_Extracted text_
---*---

Extract fixed-size patches from strip_image and optionally strip_mask.

Parameters

strip_image (np.ndarray) - (H, W, 3) uint8 array.
strip_mask (np.ndarray | None) - (H, W) uint8 array, or None for image-only datasets.
config (SamplerConfig) - Sampling configuration.

Returns

(patch_images, patch_masks, meta) where:

patch_images: (N, patch_size, patch_size, 3) uint8
patch_masks: (N, patch_size, patch_size) uint8, or None if no mask given
meta: list of dicts with keys row, col, padded

Writing

`WriterConfig`

class mapcv.WriterConfig(
    staging_dir: Path,
    image_format: str = "png",
    jpg_quality: int = 95,
)

Parameters

staging_dir (Path) - Directory where Images/, Masks/, and manifest.json are written.
image_format (str, optional, defaults to "png") - "png" for lossless, "jpg" for smaller lossy files.
jpg_quality (int, optional, defaults to 95) - JPEG quality from 1 to 100. Only used when image_format="jpg".

`Manifest`

class mapcv.Manifest(
    version: int,
    class_map: dict[str, int],
    patches: list[ManifestEntry],
)

Methods

save(path: Path) -> None - Write the manifest to disk as JSON.
Manifest.load(path: Path) -> Manifest - Load a manifest from a JSON file.

`ManifestEntry`

Each entry in manifest.patches is a TypedDict with the following fields:

Field	Type	Description
`filename`	`str`	Relative path to the patch image inside the staging directory.
`mask_filename`	`str \| None`	Relative path to the mask image, or `None` for unlabeled datasets.
`row`	`int`	Top-left row of the patch in the stitched strip image.
`col`	`int`	Top-left column of the patch in the stitched strip image.
`padded`	`bool`	`True` if the patch was zero-padded to reach `patch_size`.
`strip_index`	`int`	Index of the strip this patch was sampled from.
`per_class_pixel_counts`	`dict[str, int]`	Pixel count for each class ID string (e.g. `{"1": 1024, "2": 512}`). Empty for unlabeled patches.
`empty_ratio`	`float`	Fraction of black (zero) pixels in the image patch.

`load_or_create_manifest`

mapcv.load_or_create_manifest(
    path: Path,
    class_map: dict[str, int],
) -> Manifest

Load an existing manifest from path, or create a new one with class_map if the file does not exist.

---*---

_Extracted material_
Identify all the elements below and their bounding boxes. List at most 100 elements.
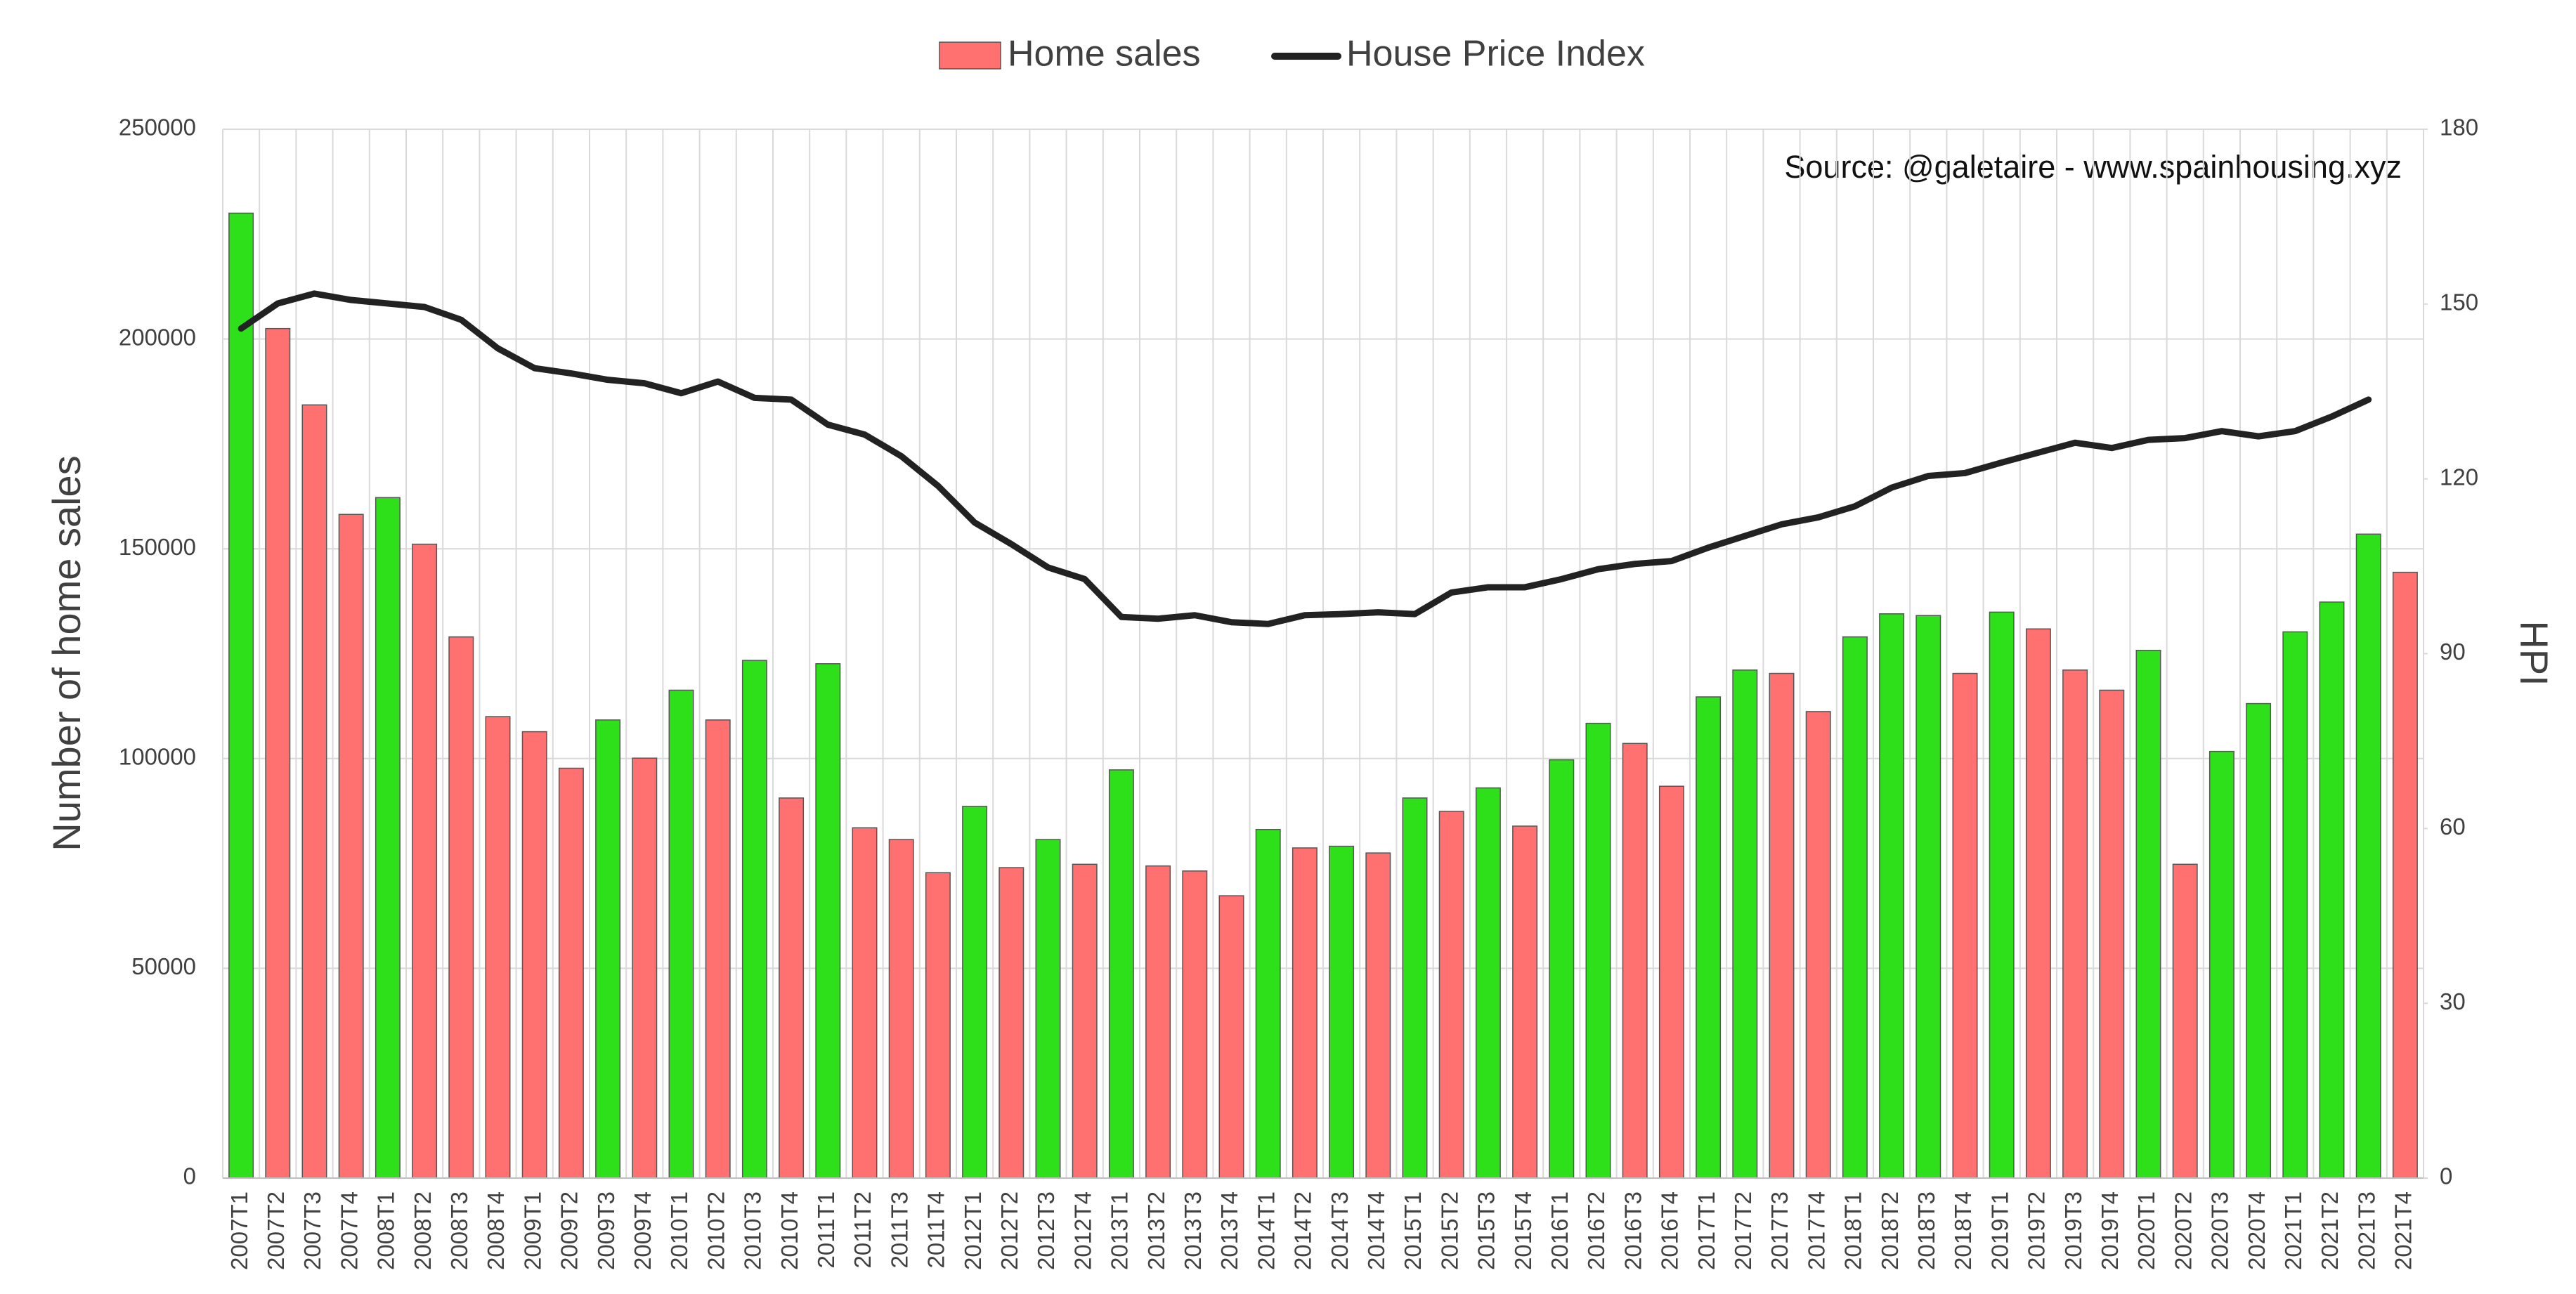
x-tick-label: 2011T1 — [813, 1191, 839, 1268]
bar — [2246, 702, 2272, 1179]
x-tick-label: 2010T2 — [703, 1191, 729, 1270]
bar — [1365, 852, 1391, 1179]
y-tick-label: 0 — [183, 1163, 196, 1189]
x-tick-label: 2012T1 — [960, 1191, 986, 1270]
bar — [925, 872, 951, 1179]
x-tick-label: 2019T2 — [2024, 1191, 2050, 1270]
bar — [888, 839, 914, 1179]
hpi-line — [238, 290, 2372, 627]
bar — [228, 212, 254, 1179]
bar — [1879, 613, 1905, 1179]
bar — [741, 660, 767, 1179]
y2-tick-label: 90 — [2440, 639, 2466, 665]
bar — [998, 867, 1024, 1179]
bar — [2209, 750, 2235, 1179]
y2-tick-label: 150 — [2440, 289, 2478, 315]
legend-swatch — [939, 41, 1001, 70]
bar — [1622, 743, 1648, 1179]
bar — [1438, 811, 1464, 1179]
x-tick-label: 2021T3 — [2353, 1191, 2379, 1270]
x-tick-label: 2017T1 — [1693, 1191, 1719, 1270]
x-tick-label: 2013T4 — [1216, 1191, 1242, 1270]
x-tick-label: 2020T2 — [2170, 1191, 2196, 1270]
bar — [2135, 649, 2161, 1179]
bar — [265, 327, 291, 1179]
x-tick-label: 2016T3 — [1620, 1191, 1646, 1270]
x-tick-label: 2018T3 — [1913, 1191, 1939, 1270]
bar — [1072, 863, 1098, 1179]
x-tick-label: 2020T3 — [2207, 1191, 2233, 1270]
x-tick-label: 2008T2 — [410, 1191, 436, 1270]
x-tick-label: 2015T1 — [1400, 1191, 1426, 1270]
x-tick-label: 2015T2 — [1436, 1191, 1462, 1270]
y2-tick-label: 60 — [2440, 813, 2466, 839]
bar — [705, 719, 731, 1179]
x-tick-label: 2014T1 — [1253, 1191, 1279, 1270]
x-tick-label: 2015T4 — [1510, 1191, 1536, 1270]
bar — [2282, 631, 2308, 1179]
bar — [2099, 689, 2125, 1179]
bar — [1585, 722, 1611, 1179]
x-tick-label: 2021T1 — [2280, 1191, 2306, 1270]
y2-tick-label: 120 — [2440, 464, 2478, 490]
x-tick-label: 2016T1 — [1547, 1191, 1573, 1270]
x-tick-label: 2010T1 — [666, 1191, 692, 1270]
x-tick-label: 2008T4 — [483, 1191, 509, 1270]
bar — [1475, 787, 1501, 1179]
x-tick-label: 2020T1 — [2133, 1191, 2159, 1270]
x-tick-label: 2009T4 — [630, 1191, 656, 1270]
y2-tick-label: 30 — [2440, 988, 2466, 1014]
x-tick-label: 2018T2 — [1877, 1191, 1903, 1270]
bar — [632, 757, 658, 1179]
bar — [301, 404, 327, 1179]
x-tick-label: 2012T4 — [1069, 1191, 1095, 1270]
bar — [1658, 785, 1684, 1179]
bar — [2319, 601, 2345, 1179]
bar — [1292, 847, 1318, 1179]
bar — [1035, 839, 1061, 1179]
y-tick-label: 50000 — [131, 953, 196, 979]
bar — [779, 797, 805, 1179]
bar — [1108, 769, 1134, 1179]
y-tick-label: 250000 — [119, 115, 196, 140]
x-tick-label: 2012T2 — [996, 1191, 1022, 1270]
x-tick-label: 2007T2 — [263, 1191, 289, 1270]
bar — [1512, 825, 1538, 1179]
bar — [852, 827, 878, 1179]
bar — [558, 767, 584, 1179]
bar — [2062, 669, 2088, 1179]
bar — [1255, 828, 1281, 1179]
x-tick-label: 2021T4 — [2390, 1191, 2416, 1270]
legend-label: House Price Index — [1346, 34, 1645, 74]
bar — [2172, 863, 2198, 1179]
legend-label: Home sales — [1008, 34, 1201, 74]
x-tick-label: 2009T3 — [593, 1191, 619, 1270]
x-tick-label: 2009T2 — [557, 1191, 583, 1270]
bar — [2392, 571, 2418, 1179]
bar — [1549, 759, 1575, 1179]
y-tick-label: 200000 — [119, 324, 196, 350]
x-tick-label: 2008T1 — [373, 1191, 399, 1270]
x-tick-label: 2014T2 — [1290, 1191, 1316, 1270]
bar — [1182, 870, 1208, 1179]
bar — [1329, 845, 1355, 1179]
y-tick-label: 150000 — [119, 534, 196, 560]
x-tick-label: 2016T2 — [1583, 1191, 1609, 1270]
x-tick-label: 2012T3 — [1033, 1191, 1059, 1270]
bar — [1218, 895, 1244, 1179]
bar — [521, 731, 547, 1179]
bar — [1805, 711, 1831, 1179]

---*---

_Stated goal_
Please reproduce word for word everything in the mapcv documentation from "Each entry in" down to "was sampled from.". Work from the mapcv documentation alone, not the lines.

_Expected answer_
Each entry in manifest.patches is a TypedDict with the following fields:

Field	Type	Description
`filename`	`str`	Relative path to the patch image inside the staging directory.
`mask_filename`	`str \| None`	Relative path to the mask image, or `None` for unlabeled datasets.
`row`	`int`	Top-left row of the patch in the stitched strip image.
`col`	`int`	Top-left column of the patch in the stitched strip image.
`padded`	`bool`	`True` if the patch was zero-padded to reach `patch_size`.
`strip_index`	`int`	Index of the strip this patch was sampled from.